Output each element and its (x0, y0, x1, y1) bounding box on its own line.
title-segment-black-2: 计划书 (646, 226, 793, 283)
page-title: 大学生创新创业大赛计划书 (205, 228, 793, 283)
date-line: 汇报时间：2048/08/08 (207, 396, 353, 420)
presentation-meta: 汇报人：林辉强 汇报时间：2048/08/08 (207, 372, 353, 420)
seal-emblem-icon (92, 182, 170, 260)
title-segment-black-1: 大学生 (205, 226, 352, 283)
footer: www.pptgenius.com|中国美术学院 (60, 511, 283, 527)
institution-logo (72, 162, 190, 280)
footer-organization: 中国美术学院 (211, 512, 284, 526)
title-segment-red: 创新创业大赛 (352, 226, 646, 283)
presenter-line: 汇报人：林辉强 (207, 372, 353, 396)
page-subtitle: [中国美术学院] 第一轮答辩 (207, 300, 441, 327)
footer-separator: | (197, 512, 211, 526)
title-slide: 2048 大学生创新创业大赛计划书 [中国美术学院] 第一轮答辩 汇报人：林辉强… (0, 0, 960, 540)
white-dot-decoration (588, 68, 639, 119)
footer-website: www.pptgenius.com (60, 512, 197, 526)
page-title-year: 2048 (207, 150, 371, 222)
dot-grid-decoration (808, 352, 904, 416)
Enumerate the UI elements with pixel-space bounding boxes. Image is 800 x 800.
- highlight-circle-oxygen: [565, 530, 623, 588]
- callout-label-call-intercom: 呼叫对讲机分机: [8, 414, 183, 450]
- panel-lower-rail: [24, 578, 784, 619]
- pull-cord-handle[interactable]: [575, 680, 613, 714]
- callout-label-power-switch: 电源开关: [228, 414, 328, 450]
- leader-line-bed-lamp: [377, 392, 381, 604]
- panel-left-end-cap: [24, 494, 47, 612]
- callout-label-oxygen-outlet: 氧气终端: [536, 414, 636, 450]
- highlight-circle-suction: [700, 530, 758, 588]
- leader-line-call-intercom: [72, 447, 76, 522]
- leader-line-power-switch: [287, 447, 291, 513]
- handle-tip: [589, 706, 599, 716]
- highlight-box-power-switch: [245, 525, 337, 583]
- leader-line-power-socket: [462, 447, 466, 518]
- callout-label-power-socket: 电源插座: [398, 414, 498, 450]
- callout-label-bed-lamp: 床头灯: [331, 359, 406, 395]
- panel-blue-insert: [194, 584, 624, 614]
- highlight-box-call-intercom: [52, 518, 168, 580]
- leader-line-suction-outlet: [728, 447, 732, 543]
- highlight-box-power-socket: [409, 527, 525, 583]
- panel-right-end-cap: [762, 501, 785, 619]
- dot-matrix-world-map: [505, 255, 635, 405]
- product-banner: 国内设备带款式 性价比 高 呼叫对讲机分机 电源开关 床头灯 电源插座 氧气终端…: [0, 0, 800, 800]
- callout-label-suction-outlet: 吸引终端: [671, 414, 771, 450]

........

- Directions: Reproduce all of the lines above verbatim, from the first through the last, without altering any character.

- Correct answer:
Output each element and its (x0, y0, x1, y1) bounding box on its own line.
title-segment-black-2: 计划书 (646, 226, 793, 283)
page-title: 大学生创新创业大赛计划书 (205, 228, 793, 283)
date-line: 汇报时间：2048/08/08 (207, 396, 353, 420)
presentation-meta: 汇报人：林辉强 汇报时间：2048/08/08 (207, 372, 353, 420)
seal-emblem-icon (92, 182, 170, 260)
title-segment-black-1: 大学生 (205, 226, 352, 283)
footer: www.pptgenius.com|中国美术学院 (60, 511, 283, 527)
institution-logo (72, 162, 190, 280)
footer-organization: 中国美术学院 (211, 512, 284, 526)
title-segment-red: 创新创业大赛 (352, 226, 646, 283)
presenter-line: 汇报人：林辉强 (207, 372, 353, 396)
page-subtitle: [中国美术学院] 第一轮答辩 (207, 300, 441, 327)
footer-separator: | (197, 512, 211, 526)
title-slide: 2048 大学生创新创业大赛计划书 [中国美术学院] 第一轮答辩 汇报人：林辉强… (0, 0, 960, 540)
white-dot-decoration (588, 68, 639, 119)
footer-website: www.pptgenius.com (60, 512, 197, 526)
page-title-year: 2048 (207, 150, 371, 222)
dot-grid-decoration (808, 352, 904, 416)
Enumerate the UI elements with pixel-space bounding boxes. Image is 800 x 800.
- highlight-circle-oxygen: [565, 530, 623, 588]
- callout-label-call-intercom: 呼叫对讲机分机: [8, 414, 183, 450]
- panel-lower-rail: [24, 578, 784, 619]
- pull-cord-handle[interactable]: [575, 680, 613, 714]
- callout-label-power-switch: 电源开关: [228, 414, 328, 450]
- leader-line-bed-lamp: [377, 392, 381, 604]
- panel-left-end-cap: [24, 494, 47, 612]
- callout-label-oxygen-outlet: 氧气终端: [536, 414, 636, 450]
- highlight-circle-suction: [700, 530, 758, 588]
- leader-line-call-intercom: [72, 447, 76, 522]
- leader-line-power-switch: [287, 447, 291, 513]
- handle-tip: [589, 706, 599, 716]
- highlight-box-power-switch: [245, 525, 337, 583]
- leader-line-power-socket: [462, 447, 466, 518]
- callout-label-power-socket: 电源插座: [398, 414, 498, 450]
- callout-label-bed-lamp: 床头灯: [331, 359, 406, 395]
- panel-blue-insert: [194, 584, 624, 614]
- highlight-box-call-intercom: [52, 518, 168, 580]
- leader-line-suction-outlet: [728, 447, 732, 543]
- highlight-box-power-socket: [409, 527, 525, 583]
- panel-right-end-cap: [762, 501, 785, 619]
- dot-matrix-world-map: [505, 255, 635, 405]
- product-banner: 国内设备带款式 性价比 高 呼叫对讲机分机 电源开关 床头灯 电源插座 氧气终端…: [0, 0, 800, 800]
- callout-label-suction-outlet: 吸引终端: [671, 414, 771, 450]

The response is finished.